──────── TEXTE DE L'EXERCICE ────────

Alinéa n°5 : disposer d’au moins un navire soit à titre de propriétaire, soit à d’autres titres lui attribuant l’usage du
navire.
Nous avons vu plus haut que pour pouvoir régulariser le paiement dans les 90 jours, l’intéressé doit présenter à sa
banque domiciliataire la charte-partie tenant lieu de contrat d’affrètement, appuyée d’une copie de la convention de
concession d’exploitation des services du transport maritime.

Donc, pour affréter un navire, il faut obtenir une concession d’exploitation des services maritimes. Mais pour avoir
cette concession, il faut être armateur propriétaire ou affréteur-disposant.

Le serpent se mord la queue. Voilà comment est construit réglementairement le « cercle vicieux » qui empêche les
nationaux de pratiquer ce mode d’exploitation commercial des navires le plus répandu dans le monde. Il faut savoir
que ces règles ne sont imposables et opposables qu’aux Algériens résidents qui souhaitent investir dans ce créneau.

Monopole inversé :

La nature ayant horreur du vide, ces blocages ont donné lieu à deux phénomènes qui font très mal.

────────

* _TRAVAIL DEMANDÉ_: Restituez à l'identique le passage du texte sur l'affrètement des navires allant de « Donc, pour affréter » à « propriétaire ou affréteur-disposant. ». Les lignes qui suivent ne sont pas nécessaires.

──────── DONNÉES ENREGISTRÉES ────────

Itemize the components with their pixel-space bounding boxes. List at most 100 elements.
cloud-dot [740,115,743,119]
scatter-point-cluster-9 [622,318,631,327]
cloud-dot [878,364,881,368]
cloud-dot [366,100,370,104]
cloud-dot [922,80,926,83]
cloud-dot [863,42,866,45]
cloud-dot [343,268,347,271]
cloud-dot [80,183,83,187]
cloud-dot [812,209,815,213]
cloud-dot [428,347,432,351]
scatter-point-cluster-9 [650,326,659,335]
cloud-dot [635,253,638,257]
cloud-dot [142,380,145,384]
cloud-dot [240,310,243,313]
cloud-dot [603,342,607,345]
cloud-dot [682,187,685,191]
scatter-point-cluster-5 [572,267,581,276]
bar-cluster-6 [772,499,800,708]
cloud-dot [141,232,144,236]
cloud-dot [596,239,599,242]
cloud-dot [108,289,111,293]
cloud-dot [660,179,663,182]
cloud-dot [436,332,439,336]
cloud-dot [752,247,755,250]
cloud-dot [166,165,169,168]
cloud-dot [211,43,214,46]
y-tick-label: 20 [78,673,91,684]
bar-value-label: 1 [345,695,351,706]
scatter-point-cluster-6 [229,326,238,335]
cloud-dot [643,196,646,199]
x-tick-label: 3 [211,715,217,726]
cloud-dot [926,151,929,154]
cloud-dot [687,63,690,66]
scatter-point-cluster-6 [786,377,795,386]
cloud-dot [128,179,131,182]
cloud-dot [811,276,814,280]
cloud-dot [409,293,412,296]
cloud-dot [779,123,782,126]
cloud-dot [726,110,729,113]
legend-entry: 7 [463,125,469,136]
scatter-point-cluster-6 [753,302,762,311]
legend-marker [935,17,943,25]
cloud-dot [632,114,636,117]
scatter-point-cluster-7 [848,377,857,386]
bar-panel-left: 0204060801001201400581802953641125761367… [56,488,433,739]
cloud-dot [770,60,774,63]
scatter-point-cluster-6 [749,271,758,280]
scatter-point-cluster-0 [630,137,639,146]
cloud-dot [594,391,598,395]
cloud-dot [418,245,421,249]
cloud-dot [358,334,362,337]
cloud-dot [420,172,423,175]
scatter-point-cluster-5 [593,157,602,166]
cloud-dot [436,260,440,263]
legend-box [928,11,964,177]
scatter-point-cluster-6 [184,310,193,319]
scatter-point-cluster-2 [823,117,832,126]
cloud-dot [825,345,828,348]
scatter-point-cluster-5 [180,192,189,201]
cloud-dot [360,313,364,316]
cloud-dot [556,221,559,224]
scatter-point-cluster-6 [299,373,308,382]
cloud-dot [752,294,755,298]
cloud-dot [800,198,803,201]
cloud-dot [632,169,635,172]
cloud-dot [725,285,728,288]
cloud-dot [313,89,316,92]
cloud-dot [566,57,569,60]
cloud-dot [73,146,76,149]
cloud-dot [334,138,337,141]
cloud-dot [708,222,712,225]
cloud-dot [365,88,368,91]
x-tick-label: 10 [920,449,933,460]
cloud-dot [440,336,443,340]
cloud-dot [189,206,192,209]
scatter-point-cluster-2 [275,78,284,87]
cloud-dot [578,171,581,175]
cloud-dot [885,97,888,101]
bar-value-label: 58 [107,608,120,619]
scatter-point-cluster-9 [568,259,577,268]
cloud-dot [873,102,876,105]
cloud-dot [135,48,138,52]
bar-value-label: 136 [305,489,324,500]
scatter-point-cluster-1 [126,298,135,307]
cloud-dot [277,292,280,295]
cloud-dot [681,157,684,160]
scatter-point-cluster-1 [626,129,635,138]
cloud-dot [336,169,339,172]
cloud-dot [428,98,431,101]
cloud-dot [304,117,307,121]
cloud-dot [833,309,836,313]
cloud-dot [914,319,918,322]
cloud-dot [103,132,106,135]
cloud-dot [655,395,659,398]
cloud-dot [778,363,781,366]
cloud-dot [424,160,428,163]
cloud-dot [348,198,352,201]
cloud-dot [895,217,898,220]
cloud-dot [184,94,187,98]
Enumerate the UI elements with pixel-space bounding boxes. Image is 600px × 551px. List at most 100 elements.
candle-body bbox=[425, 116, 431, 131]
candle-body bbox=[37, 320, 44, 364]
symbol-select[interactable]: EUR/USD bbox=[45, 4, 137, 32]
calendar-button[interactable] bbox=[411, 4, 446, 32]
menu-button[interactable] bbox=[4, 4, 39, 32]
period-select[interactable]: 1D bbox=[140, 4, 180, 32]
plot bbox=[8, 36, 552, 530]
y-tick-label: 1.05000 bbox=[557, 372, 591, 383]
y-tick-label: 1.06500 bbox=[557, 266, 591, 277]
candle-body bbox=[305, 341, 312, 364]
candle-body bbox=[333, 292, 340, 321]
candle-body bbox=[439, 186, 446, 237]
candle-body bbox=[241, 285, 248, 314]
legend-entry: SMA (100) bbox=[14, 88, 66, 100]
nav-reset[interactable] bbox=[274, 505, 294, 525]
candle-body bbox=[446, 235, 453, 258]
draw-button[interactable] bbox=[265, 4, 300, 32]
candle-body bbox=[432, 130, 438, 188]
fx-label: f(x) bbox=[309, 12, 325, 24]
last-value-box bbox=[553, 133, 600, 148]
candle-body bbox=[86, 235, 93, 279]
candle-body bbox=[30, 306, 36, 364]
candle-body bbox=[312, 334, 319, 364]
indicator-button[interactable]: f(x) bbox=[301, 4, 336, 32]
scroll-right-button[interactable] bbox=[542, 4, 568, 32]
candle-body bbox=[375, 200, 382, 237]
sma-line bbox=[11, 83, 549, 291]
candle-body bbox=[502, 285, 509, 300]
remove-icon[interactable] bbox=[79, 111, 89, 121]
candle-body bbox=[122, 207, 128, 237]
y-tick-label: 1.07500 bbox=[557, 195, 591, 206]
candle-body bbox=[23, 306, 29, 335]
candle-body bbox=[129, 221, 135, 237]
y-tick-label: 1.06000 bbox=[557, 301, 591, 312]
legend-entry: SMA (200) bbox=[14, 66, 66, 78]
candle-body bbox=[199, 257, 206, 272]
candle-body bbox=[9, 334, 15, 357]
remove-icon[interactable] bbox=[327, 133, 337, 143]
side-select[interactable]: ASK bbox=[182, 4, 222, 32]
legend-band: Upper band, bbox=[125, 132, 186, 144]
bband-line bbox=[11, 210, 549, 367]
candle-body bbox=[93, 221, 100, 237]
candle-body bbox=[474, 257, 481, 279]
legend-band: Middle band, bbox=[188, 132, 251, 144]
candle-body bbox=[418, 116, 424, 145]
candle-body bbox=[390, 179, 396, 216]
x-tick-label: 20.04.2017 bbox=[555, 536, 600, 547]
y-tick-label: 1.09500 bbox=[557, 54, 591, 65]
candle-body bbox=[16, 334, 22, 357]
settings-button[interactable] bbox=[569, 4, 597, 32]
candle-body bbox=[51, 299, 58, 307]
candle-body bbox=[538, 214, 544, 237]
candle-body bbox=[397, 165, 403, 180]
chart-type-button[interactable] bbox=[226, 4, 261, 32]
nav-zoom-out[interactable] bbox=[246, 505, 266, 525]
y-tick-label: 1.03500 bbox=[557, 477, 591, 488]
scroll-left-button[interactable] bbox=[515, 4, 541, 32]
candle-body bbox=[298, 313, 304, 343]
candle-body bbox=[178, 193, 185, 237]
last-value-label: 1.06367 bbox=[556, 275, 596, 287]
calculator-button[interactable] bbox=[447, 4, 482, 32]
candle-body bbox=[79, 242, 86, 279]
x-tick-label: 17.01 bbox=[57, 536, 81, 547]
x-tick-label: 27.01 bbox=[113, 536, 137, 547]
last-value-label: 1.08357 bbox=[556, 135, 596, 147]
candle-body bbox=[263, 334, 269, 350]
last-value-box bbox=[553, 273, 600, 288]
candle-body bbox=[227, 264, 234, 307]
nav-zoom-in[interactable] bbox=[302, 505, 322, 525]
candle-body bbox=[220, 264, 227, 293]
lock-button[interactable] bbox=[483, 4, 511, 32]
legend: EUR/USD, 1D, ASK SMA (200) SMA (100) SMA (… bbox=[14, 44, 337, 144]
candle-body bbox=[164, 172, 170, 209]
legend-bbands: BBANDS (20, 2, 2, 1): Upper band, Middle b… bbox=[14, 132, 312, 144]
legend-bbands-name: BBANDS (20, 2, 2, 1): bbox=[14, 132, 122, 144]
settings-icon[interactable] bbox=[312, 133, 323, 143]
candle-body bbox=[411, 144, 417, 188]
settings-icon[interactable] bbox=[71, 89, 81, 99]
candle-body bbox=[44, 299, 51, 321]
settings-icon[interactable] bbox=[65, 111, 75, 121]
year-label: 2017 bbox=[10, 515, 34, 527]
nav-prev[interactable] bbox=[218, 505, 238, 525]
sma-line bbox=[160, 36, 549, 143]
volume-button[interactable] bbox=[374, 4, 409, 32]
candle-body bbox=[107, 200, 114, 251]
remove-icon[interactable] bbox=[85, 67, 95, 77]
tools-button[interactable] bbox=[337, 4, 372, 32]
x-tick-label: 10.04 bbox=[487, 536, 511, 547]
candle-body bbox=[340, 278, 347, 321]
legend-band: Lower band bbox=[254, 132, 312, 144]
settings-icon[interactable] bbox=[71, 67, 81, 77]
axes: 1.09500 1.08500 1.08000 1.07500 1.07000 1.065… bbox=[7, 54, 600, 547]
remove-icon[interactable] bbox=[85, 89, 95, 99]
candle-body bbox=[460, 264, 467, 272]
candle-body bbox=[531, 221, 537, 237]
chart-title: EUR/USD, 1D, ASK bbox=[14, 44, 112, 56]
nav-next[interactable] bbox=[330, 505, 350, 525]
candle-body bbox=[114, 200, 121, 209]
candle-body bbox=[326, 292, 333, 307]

────────

* _RÉPONSE RÉDIGÉE_:
Donc, pour affréter un navire, il faut obtenir une concession d’exploitation des services maritimes. Mais pour avoir
cette concession, il faut être armateur propriétaire ou affréteur-disposant.